Set exercise ▸ Identify all lines in the data containing the string "审核状态". Copy them out.

Listed records ▸
---+---

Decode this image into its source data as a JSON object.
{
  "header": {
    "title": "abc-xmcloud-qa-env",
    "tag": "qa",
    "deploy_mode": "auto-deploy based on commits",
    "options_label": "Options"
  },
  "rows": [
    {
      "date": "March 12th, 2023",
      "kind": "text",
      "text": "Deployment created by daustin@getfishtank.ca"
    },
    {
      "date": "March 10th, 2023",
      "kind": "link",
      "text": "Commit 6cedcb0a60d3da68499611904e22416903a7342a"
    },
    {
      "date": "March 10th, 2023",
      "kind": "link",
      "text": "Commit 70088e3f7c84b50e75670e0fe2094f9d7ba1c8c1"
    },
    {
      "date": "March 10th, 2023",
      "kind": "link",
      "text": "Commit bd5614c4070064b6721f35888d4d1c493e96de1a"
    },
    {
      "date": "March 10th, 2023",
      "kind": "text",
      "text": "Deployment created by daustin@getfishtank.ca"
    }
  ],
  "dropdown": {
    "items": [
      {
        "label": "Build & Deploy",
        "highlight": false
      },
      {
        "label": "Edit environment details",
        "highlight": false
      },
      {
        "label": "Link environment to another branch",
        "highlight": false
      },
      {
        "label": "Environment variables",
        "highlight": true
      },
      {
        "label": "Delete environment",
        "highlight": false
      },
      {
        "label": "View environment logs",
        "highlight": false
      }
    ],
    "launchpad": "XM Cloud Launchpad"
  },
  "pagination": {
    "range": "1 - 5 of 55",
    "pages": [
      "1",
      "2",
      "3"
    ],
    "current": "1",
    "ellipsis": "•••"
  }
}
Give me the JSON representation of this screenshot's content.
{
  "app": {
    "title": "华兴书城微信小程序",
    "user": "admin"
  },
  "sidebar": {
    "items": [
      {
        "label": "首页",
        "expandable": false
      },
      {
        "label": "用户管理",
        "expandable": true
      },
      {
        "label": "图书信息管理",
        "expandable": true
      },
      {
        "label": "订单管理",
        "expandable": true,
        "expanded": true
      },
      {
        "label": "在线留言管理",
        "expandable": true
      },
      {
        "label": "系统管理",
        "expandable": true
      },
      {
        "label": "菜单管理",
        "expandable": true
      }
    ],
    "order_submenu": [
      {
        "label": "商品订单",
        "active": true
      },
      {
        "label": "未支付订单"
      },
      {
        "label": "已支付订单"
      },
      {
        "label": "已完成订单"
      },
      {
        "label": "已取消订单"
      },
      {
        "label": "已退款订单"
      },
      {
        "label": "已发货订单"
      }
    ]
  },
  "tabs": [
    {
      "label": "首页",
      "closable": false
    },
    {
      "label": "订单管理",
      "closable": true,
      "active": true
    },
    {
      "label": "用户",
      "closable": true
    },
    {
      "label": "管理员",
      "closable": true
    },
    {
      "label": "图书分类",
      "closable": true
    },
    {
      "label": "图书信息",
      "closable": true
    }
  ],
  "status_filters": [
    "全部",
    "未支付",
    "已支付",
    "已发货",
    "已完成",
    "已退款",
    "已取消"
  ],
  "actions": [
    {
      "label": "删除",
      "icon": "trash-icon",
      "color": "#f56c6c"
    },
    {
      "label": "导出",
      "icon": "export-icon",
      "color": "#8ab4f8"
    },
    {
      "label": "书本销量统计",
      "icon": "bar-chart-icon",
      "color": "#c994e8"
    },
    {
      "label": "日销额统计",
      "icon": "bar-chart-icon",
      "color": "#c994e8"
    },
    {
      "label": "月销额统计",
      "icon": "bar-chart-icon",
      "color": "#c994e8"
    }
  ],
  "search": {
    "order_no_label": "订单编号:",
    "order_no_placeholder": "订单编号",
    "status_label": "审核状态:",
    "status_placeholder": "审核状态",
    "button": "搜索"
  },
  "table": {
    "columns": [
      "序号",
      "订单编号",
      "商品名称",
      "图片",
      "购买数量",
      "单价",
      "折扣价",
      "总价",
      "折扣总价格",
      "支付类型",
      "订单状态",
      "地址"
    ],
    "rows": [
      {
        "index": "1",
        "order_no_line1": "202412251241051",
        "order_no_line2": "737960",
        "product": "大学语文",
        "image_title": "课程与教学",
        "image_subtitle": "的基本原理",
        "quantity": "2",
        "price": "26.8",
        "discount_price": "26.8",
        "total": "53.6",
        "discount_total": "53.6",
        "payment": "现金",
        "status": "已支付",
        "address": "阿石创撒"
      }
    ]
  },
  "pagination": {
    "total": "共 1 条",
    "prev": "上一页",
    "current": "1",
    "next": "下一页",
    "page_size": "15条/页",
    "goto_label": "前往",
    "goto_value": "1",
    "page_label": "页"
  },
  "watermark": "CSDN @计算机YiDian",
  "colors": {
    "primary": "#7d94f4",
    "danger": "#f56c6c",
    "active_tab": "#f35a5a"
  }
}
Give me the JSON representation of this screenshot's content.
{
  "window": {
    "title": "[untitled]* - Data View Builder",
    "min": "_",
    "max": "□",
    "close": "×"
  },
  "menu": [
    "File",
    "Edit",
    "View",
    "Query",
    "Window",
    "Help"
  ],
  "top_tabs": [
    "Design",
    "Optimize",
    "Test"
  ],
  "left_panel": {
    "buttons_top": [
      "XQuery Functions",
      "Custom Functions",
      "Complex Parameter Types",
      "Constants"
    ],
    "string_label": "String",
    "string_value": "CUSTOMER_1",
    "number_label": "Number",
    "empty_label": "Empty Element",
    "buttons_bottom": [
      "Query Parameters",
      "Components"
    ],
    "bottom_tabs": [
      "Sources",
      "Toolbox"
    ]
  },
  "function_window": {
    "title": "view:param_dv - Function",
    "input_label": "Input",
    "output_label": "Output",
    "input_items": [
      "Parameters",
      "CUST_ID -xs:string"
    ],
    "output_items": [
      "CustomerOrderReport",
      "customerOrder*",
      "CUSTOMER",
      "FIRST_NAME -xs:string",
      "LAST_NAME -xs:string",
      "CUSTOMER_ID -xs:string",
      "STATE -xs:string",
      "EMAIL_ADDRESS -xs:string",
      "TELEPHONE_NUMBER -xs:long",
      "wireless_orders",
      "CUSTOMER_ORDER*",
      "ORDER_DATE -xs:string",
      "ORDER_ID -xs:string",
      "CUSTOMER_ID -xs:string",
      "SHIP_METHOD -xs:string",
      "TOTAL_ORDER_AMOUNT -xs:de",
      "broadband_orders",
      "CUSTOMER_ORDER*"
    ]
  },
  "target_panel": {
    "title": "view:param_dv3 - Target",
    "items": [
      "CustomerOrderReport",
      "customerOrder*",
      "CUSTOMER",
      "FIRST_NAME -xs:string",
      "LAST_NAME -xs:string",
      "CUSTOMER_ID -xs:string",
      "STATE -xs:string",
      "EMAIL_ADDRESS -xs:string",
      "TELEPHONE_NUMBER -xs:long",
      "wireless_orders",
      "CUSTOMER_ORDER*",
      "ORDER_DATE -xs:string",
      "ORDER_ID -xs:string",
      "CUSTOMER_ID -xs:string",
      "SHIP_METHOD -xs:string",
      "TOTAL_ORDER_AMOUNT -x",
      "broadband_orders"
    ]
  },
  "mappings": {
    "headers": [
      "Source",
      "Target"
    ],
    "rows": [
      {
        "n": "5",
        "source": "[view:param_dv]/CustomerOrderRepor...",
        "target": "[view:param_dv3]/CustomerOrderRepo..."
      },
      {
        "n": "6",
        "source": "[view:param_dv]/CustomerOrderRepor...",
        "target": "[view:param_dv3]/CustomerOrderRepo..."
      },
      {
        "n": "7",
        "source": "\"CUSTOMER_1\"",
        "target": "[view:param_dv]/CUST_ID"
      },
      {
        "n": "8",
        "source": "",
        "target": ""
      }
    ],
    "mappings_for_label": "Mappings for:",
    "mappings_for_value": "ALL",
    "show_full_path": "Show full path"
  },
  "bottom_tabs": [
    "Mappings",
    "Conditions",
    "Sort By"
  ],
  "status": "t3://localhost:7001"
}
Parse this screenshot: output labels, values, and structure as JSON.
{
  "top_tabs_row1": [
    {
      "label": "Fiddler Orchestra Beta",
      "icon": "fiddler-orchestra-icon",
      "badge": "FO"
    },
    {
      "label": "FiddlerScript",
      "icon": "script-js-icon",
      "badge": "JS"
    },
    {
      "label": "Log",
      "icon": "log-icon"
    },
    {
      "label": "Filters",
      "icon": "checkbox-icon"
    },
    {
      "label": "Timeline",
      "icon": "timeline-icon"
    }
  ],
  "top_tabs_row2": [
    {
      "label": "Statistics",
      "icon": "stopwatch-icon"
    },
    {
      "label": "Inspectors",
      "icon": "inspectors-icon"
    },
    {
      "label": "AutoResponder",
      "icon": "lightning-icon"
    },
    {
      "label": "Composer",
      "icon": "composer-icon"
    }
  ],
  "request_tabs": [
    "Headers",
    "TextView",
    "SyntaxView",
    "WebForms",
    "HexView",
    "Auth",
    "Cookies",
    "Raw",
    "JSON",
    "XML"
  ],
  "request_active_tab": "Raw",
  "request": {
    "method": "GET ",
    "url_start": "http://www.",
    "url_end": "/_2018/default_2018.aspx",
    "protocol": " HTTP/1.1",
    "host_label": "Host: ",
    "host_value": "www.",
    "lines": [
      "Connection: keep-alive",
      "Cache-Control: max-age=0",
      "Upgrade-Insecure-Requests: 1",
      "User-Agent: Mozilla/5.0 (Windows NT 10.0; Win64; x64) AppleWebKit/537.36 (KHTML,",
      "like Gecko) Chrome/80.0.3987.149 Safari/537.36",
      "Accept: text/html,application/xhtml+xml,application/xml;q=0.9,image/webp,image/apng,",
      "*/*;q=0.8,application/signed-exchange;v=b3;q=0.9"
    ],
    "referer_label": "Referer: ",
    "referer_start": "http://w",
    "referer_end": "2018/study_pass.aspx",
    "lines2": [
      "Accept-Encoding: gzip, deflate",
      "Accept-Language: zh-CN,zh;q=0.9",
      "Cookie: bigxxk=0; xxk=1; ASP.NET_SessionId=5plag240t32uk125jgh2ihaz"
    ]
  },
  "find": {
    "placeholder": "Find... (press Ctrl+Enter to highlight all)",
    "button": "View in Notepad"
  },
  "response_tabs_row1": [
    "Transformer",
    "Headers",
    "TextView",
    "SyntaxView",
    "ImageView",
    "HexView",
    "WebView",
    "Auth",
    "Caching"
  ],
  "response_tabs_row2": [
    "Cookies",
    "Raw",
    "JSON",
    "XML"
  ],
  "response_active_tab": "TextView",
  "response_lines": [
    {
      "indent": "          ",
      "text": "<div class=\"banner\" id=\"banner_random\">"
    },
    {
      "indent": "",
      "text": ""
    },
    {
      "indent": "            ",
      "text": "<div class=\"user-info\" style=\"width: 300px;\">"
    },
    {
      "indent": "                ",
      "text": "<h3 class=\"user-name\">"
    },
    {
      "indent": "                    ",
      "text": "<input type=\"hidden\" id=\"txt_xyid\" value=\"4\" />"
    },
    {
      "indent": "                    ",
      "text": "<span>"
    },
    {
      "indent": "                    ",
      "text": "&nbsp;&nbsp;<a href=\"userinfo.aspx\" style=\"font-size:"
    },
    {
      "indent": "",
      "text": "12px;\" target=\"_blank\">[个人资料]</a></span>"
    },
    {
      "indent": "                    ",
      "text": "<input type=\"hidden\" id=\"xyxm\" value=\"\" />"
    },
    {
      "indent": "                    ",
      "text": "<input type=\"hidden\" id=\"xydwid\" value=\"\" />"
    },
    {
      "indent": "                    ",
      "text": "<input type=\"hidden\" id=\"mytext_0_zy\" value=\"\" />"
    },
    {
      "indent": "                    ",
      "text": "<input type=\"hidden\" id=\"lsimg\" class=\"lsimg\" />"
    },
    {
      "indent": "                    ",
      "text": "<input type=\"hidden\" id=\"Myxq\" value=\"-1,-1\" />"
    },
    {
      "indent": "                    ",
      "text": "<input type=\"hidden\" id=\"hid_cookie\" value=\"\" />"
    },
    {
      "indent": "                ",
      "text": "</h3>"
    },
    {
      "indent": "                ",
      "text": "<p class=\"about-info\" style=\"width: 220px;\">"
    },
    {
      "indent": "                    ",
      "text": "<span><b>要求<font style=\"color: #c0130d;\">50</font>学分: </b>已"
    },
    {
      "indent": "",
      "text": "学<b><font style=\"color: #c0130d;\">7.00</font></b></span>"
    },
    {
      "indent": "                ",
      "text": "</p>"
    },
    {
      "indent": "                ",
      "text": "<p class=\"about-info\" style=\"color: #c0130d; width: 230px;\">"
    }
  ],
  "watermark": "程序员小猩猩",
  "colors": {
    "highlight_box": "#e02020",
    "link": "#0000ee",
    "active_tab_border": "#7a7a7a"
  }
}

---+---

Written answer ▸
    "status_label": "审核状态:",
    "status_placeholder": "审核状态",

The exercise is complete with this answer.